━━━━━ AVAILABLE RECORDS ━━━━━

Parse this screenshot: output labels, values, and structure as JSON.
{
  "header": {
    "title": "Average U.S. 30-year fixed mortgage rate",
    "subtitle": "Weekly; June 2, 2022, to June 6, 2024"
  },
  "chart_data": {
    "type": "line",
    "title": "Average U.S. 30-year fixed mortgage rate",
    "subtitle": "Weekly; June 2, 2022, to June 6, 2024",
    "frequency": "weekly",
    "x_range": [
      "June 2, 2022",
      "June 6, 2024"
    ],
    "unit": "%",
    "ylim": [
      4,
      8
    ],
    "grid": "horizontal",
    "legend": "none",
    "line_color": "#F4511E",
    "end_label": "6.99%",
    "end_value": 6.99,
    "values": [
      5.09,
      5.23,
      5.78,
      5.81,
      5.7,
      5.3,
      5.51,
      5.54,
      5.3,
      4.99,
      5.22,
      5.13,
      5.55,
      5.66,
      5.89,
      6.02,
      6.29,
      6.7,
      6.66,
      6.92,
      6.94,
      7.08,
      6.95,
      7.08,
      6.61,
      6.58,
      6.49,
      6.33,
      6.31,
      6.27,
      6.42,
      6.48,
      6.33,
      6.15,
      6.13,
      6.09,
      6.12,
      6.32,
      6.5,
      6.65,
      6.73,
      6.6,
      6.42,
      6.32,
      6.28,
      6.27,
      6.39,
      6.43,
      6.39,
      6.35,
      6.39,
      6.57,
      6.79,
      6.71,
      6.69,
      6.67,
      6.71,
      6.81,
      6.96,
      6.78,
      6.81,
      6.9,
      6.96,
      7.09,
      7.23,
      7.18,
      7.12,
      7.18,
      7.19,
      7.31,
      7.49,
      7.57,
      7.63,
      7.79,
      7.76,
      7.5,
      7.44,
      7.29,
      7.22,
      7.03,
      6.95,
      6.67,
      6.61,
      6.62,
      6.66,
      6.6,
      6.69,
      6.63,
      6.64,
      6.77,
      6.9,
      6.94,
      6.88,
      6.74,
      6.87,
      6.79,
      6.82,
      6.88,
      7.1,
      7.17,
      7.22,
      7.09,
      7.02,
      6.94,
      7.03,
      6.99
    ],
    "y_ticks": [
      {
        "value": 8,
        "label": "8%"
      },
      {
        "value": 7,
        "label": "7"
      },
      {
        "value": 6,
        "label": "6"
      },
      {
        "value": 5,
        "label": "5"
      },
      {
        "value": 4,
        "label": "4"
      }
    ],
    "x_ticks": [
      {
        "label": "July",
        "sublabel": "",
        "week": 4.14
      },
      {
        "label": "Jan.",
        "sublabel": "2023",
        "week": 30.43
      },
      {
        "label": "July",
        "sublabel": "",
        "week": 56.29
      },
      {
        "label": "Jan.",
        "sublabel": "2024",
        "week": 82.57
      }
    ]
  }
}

━━━━━

WHAT YOU NEED TO DO: Give a word-for-word copy of the records.

WORKED ANSWER:
Parse this screenshot: output labels, values, and structure as JSON.
{
  "header": {
    "title": "Average U.S. 30-year fixed mortgage rate",
    "subtitle": "Weekly; June 2, 2022, to June 6, 2024"
  },
  "chart_data": {
    "type": "line",
    "title": "Average U.S. 30-year fixed mortgage rate",
    "subtitle": "Weekly; June 2, 2022, to June 6, 2024",
    "frequency": "weekly",
    "x_range": [
      "June 2, 2022",
      "June 6, 2024"
    ],
    "unit": "%",
    "ylim": [
      4,
      8
    ],
    "grid": "horizontal",
    "legend": "none",
    "line_color": "#F4511E",
    "end_label": "6.99%",
    "end_value": 6.99,
    "values": [
      5.09,
      5.23,
      5.78,
      5.81,
      5.7,
      5.3,
      5.51,
      5.54,
      5.3,
      4.99,
      5.22,
      5.13,
      5.55,
      5.66,
      5.89,
      6.02,
      6.29,
      6.7,
      6.66,
      6.92,
      6.94,
      7.08,
      6.95,
      7.08,
      6.61,
      6.58,
      6.49,
      6.33,
      6.31,
      6.27,
      6.42,
      6.48,
      6.33,
      6.15,
      6.13,
      6.09,
      6.12,
      6.32,
      6.5,
      6.65,
      6.73,
      6.6,
      6.42,
      6.32,
      6.28,
      6.27,
      6.39,
      6.43,
      6.39,
      6.35,
      6.39,
      6.57,
      6.79,
      6.71,
      6.69,
      6.67,
      6.71,
      6.81,
      6.96,
      6.78,
      6.81,
      6.9,
      6.96,
      7.09,
      7.23,
      7.18,
      7.12,
      7.18,
      7.19,
      7.31,
      7.49,
      7.57,
      7.63,
      7.79,
      7.76,
      7.5,
      7.44,
      7.29,
      7.22,
      7.03,
      6.95,
      6.67,
      6.61,
      6.62,
      6.66,
      6.6,
      6.69,
      6.63,
      6.64,
      6.77,
      6.9,
      6.94,
      6.88,
      6.74,
      6.87,
      6.79,
      6.82,
      6.88,
      7.1,
      7.17,
      7.22,
      7.09,
      7.02,
      6.94,
      7.03,
      6.99
    ],
    "y_ticks": [
      {
        "value": 8,
        "label": "8%"
      },
      {
        "value": 7,
        "label": "7"
      },
      {
        "value": 6,
        "label": "6"
      },
      {
        "value": 5,
        "label": "5"
      },
      {
        "value": 4,
        "label": "4"
      }
    ],
    "x_ticks": [
      {
        "label": "July",
        "sublabel": "",
        "week": 4.14
      },
      {
        "label": "Jan.",
        "sublabel": "2023",
        "week": 30.43
      },
      {
        "label": "July",
        "sublabel": "",
        "week": 56.29
      },
      {
        "label": "Jan.",
        "sublabel": "2024",
        "week": 82.57
      }
    ]
  }
}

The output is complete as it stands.